Filter the lines below, copying only those with the string "Output".

## START Given data

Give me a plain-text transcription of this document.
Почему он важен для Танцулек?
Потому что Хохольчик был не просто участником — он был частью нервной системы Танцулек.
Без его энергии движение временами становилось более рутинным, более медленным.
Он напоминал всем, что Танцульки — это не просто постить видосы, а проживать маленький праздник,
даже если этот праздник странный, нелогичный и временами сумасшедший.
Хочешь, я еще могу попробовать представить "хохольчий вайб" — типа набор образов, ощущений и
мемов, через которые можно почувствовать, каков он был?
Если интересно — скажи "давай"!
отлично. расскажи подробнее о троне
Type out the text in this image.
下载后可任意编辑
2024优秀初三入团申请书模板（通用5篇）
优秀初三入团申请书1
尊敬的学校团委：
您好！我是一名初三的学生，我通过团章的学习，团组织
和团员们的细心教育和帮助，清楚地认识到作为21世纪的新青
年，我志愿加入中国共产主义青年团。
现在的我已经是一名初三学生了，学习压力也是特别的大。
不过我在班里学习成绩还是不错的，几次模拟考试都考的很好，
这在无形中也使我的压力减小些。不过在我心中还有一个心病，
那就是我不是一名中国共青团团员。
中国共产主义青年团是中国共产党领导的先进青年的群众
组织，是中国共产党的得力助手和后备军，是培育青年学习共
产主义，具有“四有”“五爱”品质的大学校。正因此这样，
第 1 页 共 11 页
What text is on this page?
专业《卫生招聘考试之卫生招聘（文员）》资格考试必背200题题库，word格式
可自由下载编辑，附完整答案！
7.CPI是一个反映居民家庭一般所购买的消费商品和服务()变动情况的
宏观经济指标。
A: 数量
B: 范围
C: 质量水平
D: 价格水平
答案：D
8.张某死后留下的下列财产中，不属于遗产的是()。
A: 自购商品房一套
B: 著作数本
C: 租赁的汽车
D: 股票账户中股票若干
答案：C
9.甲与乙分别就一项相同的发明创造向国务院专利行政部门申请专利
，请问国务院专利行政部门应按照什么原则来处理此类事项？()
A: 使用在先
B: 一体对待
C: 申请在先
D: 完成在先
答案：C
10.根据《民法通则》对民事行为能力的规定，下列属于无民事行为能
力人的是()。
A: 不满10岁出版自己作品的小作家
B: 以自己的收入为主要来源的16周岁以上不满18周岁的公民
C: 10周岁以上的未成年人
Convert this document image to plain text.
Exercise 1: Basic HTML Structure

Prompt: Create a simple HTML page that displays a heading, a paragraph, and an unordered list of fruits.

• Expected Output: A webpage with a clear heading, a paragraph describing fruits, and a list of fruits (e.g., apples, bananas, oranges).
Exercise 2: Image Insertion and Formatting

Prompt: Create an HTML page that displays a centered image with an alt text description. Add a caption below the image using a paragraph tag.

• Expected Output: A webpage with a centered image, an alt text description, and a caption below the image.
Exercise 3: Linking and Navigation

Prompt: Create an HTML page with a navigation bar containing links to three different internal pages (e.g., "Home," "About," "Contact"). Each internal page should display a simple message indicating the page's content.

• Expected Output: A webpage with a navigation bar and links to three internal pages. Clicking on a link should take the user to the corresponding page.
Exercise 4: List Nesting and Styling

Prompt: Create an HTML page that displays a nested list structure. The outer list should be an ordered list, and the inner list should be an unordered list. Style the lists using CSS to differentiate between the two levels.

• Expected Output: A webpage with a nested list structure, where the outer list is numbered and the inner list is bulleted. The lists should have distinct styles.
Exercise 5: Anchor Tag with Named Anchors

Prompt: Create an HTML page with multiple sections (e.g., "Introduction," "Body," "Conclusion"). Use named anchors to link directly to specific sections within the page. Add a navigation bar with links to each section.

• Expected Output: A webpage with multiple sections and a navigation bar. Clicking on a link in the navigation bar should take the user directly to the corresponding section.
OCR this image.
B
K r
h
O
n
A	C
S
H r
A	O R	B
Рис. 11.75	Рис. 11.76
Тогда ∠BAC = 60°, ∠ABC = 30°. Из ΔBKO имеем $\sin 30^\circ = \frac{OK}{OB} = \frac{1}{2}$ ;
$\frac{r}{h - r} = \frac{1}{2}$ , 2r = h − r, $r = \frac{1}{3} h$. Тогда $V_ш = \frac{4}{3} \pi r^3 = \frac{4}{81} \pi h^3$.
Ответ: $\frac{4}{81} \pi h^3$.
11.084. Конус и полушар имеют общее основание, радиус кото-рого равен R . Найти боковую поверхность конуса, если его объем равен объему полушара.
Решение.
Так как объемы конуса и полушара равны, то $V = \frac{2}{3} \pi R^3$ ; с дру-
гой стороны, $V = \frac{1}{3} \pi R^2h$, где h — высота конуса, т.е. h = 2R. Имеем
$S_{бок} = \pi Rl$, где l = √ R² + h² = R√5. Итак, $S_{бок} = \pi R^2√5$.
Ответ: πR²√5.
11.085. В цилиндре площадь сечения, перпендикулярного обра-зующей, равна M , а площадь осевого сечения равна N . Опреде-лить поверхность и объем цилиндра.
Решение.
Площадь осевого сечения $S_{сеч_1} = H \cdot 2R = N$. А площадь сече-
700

## END Given data

## [Answer for the task]
• Expected Output: A webpage with a clear heading, a paragraph describing fruits, and a list of fruits (e.g., apples, bananas, oranges).
• Expected Output: A webpage with a centered image, an alt text description, and a caption below the image.
• Expected Output: A webpage with a navigation bar and links to three internal pages. Clicking on a link should take the user to the corresponding page.
• Expected Output: A webpage with a nested list structure, where the outer list is numbered and the inner list is bulleted. The lists should have distinct styles.
• Expected Output: A webpage with multiple sections and a navigation bar. Clicking on a link in the navigation bar should take the user directly to the corresponding section.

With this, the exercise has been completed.